What is asked
Transcribe every line of the listing below without any deviation.

Provided data
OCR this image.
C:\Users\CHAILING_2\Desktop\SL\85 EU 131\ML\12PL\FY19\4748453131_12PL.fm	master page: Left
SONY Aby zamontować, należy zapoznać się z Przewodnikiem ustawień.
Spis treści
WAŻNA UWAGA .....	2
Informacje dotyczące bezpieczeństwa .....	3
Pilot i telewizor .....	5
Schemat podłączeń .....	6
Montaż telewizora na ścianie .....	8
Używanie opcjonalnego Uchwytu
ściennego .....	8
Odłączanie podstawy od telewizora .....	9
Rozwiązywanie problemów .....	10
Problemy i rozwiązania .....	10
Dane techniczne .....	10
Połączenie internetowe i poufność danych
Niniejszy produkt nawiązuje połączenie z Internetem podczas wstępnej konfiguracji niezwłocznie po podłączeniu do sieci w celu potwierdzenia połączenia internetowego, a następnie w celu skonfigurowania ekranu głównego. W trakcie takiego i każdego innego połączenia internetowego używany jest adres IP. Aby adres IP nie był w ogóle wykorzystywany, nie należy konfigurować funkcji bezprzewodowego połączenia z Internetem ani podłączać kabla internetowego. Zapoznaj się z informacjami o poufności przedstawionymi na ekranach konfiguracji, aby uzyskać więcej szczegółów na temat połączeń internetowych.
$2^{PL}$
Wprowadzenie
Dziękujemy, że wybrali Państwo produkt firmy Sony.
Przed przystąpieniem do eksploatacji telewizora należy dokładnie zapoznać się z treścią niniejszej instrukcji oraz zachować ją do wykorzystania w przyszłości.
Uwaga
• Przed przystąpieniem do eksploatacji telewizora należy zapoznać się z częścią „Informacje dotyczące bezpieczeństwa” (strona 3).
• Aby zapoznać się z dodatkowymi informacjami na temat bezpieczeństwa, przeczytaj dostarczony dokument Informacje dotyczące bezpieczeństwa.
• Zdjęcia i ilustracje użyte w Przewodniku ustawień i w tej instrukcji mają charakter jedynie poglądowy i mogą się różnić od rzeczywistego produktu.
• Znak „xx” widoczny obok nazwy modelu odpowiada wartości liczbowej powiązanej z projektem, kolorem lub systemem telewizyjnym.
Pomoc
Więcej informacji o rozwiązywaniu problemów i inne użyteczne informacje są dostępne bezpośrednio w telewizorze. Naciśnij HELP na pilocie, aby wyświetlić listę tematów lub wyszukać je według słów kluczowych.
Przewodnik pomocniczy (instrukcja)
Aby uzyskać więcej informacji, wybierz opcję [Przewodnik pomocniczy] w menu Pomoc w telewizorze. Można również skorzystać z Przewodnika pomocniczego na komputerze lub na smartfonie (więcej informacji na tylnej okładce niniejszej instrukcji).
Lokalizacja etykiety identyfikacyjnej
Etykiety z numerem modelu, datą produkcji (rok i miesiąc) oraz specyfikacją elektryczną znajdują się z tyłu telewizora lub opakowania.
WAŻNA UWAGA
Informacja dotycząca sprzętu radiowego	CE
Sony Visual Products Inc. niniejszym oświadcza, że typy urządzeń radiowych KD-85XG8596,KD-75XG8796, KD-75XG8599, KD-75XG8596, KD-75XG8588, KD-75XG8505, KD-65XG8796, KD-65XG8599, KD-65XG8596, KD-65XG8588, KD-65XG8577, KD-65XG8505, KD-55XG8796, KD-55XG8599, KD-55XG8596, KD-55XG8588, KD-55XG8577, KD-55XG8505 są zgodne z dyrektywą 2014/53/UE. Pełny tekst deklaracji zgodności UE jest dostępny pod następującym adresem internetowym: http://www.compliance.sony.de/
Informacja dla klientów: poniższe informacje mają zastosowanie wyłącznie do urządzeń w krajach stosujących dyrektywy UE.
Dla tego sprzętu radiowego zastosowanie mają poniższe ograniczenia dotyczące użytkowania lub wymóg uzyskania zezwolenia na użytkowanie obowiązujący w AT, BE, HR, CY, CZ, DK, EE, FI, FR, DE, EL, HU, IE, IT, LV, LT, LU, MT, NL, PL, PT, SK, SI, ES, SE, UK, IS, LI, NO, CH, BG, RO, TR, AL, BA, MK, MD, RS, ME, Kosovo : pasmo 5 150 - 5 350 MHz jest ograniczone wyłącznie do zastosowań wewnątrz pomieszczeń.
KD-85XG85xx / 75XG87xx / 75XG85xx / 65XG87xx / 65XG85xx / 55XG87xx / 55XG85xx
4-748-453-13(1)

Exercise output
OCR this image.
C:\Users\CHAILING_2\Desktop\SL\85 EU 131\ML\12PL\FY19\4748453131_12PL.fm	master page: Left
SONY Aby zamontować, należy zapoznać się z Przewodnikiem ustawień.
Spis treści
WAŻNA UWAGA .....	2
Informacje dotyczące bezpieczeństwa .....	3
Pilot i telewizor .....	5
Schemat podłączeń .....	6
Montaż telewizora na ścianie .....	8
Używanie opcjonalnego Uchwytu
ściennego .....	8
Odłączanie podstawy od telewizora .....	9
Rozwiązywanie problemów .....	10
Problemy i rozwiązania .....	10
Dane techniczne .....	10
Połączenie internetowe i poufność danych
Niniejszy produkt nawiązuje połączenie z Internetem podczas wstępnej konfiguracji niezwłocznie po podłączeniu do sieci w celu potwierdzenia połączenia internetowego, a następnie w celu skonfigurowania ekranu głównego. W trakcie takiego i każdego innego połączenia internetowego używany jest adres IP. Aby adres IP nie był w ogóle wykorzystywany, nie należy konfigurować funkcji bezprzewodowego połączenia z Internetem ani podłączać kabla internetowego. Zapoznaj się z informacjami o poufności przedstawionymi na ekranach konfiguracji, aby uzyskać więcej szczegółów na temat połączeń internetowych.
$2^{PL}$
Wprowadzenie
Dziękujemy, że wybrali Państwo produkt firmy Sony.
Przed przystąpieniem do eksploatacji telewizora należy dokładnie zapoznać się z treścią niniejszej instrukcji oraz zachować ją do wykorzystania w przyszłości.
Uwaga
• Przed przystąpieniem do eksploatacji telewizora należy zapoznać się z częścią „Informacje dotyczące bezpieczeństwa” (strona 3).
• Aby zapoznać się z dodatkowymi informacjami na temat bezpieczeństwa, przeczytaj dostarczony dokument Informacje dotyczące bezpieczeństwa.
• Zdjęcia i ilustracje użyte w Przewodniku ustawień i w tej instrukcji mają charakter jedynie poglądowy i mogą się różnić od rzeczywistego produktu.
• Znak „xx” widoczny obok nazwy modelu odpowiada wartości liczbowej powiązanej z projektem, kolorem lub systemem telewizyjnym.
Pomoc
Więcej informacji o rozwiązywaniu problemów i inne użyteczne informacje są dostępne bezpośrednio w telewizorze. Naciśnij HELP na pilocie, aby wyświetlić listę tematów lub wyszukać je według słów kluczowych.
Przewodnik pomocniczy (instrukcja)
Aby uzyskać więcej informacji, wybierz opcję [Przewodnik pomocniczy] w menu Pomoc w telewizorze. Można również skorzystać z Przewodnika pomocniczego na komputerze lub na smartfonie (więcej informacji na tylnej okładce niniejszej instrukcji).
Lokalizacja etykiety identyfikacyjnej
Etykiety z numerem modelu, datą produkcji (rok i miesiąc) oraz specyfikacją elektryczną znajdują się z tyłu telewizora lub opakowania.
WAŻNA UWAGA
Informacja dotycząca sprzętu radiowego	CE
Sony Visual Products Inc. niniejszym oświadcza, że typy urządzeń radiowych KD-85XG8596,KD-75XG8796, KD-75XG8599, KD-75XG8596, KD-75XG8588, KD-75XG8505, KD-65XG8796, KD-65XG8599, KD-65XG8596, KD-65XG8588, KD-65XG8577, KD-65XG8505, KD-55XG8796, KD-55XG8599, KD-55XG8596, KD-55XG8588, KD-55XG8577, KD-55XG8505 są zgodne z dyrektywą 2014/53/UE. Pełny tekst deklaracji zgodności UE jest dostępny pod następującym adresem internetowym: http://www.compliance.sony.de/
Informacja dla klientów: poniższe informacje mają zastosowanie wyłącznie do urządzeń w krajach stosujących dyrektywy UE.
Dla tego sprzętu radiowego zastosowanie mają poniższe ograniczenia dotyczące użytkowania lub wymóg uzyskania zezwolenia na użytkowanie obowiązujący w AT, BE, HR, CY, CZ, DK, EE, FI, FR, DE, EL, HU, IE, IT, LV, LT, LU, MT, NL, PL, PT, SK, SI, ES, SE, UK, IS, LI, NO, CH, BG, RO, TR, AL, BA, MK, MD, RS, ME, Kosovo : pasmo 5 150 - 5 350 MHz jest ograniczone wyłącznie do zastosowań wewnątrz pomieszczeń.
KD-85XG85xx / 75XG87xx / 75XG85xx / 65XG87xx / 65XG85xx / 55XG87xx / 55XG85xx
4-748-453-13(1)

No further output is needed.